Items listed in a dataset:
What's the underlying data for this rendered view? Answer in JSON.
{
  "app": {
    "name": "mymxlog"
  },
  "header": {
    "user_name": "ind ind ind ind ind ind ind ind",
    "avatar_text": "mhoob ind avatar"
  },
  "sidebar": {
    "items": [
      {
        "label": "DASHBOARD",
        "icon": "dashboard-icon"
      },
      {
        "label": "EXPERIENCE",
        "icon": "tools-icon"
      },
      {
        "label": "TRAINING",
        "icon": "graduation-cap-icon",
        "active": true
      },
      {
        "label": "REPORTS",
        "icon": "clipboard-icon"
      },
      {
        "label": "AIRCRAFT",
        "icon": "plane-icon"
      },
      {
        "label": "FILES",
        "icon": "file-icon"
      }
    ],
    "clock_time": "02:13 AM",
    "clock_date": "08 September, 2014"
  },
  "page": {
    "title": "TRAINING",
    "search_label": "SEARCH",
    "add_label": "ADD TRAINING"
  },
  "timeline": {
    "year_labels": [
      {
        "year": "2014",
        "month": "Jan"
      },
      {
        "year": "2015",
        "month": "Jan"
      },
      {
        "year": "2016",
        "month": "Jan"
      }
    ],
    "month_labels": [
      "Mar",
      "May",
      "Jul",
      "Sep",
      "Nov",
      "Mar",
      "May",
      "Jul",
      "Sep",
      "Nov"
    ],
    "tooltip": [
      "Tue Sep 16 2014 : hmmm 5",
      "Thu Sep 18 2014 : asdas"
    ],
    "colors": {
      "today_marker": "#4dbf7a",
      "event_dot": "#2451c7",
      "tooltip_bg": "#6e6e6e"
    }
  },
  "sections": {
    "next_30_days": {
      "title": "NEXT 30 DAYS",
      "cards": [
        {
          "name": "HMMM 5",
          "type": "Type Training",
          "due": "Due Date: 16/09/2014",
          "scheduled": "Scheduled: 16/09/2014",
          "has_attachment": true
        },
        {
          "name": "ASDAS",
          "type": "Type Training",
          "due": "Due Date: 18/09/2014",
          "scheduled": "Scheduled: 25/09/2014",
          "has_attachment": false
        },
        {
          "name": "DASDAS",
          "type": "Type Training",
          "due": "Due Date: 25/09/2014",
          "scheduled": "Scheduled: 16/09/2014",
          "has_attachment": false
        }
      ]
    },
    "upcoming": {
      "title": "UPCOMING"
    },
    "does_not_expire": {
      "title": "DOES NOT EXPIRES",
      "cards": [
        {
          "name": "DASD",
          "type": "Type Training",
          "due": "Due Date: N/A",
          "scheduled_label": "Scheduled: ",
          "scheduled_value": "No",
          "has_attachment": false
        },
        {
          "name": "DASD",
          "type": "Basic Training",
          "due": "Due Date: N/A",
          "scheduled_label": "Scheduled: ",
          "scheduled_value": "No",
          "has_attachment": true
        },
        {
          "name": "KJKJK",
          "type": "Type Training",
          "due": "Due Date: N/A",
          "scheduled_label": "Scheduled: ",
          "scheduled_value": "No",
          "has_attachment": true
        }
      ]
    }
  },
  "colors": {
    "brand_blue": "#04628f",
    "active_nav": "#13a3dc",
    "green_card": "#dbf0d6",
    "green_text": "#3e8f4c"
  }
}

**DIRECTIONS FOR THIS TASK**.
Print the records once more, exactly as they were given.

**RESPONSE TO THIS TASK**.
What's the underlying data for this rendered view? Answer in JSON.
{
  "app": {
    "name": "mymxlog"
  },
  "header": {
    "user_name": "ind ind ind ind ind ind ind ind",
    "avatar_text": "mhoob ind avatar"
  },
  "sidebar": {
    "items": [
      {
        "label": "DASHBOARD",
        "icon": "dashboard-icon"
      },
      {
        "label": "EXPERIENCE",
        "icon": "tools-icon"
      },
      {
        "label": "TRAINING",
        "icon": "graduation-cap-icon",
        "active": true
      },
      {
        "label": "REPORTS",
        "icon": "clipboard-icon"
      },
      {
        "label": "AIRCRAFT",
        "icon": "plane-icon"
      },
      {
        "label": "FILES",
        "icon": "file-icon"
      }
    ],
    "clock_time": "02:13 AM",
    "clock_date": "08 September, 2014"
  },
  "page": {
    "title": "TRAINING",
    "search_label": "SEARCH",
    "add_label": "ADD TRAINING"
  },
  "timeline": {
    "year_labels": [
      {
        "year": "2014",
        "month": "Jan"
      },
      {
        "year": "2015",
        "month": "Jan"
      },
      {
        "year": "2016",
        "month": "Jan"
      }
    ],
    "month_labels": [
      "Mar",
      "May",
      "Jul",
      "Sep",
      "Nov",
      "Mar",
      "May",
      "Jul",
      "Sep",
      "Nov"
    ],
    "tooltip": [
      "Tue Sep 16 2014 : hmmm 5",
      "Thu Sep 18 2014 : asdas"
    ],
    "colors": {
      "today_marker": "#4dbf7a",
      "event_dot": "#2451c7",
      "tooltip_bg": "#6e6e6e"
    }
  },
  "sections": {
    "next_30_days": {
      "title": "NEXT 30 DAYS",
      "cards": [
        {
          "name": "HMMM 5",
          "type": "Type Training",
          "due": "Due Date: 16/09/2014",
          "scheduled": "Scheduled: 16/09/2014",
          "has_attachment": true
        },
        {
          "name": "ASDAS",
          "type": "Type Training",
          "due": "Due Date: 18/09/2014",
          "scheduled": "Scheduled: 25/09/2014",
          "has_attachment": false
        },
        {
          "name": "DASDAS",
          "type": "Type Training",
          "due": "Due Date: 25/09/2014",
          "scheduled": "Scheduled: 16/09/2014",
          "has_attachment": false
        }
      ]
    },
    "upcoming": {
      "title": "UPCOMING"
    },
    "does_not_expire": {
      "title": "DOES NOT EXPIRES",
      "cards": [
        {
          "name": "DASD",
          "type": "Type Training",
          "due": "Due Date: N/A",
          "scheduled_label": "Scheduled: ",
          "scheduled_value": "No",
          "has_attachment": false
        },
        {
          "name": "DASD",
          "type": "Basic Training",
          "due": "Due Date: N/A",
          "scheduled_label": "Scheduled: ",
          "scheduled_value": "No",
          "has_attachment": true
        },
        {
          "name": "KJKJK",
          "type": "Type Training",
          "due": "Due Date: N/A",
          "scheduled_label": "Scheduled: ",
          "scheduled_value": "No",
          "has_attachment": true
        }
      ]
    }
  },
  "colors": {
    "brand_blue": "#04628f",
    "active_nav": "#13a3dc",
    "green_card": "#dbf0d6",
    "green_text": "#3e8f4c"
  }
}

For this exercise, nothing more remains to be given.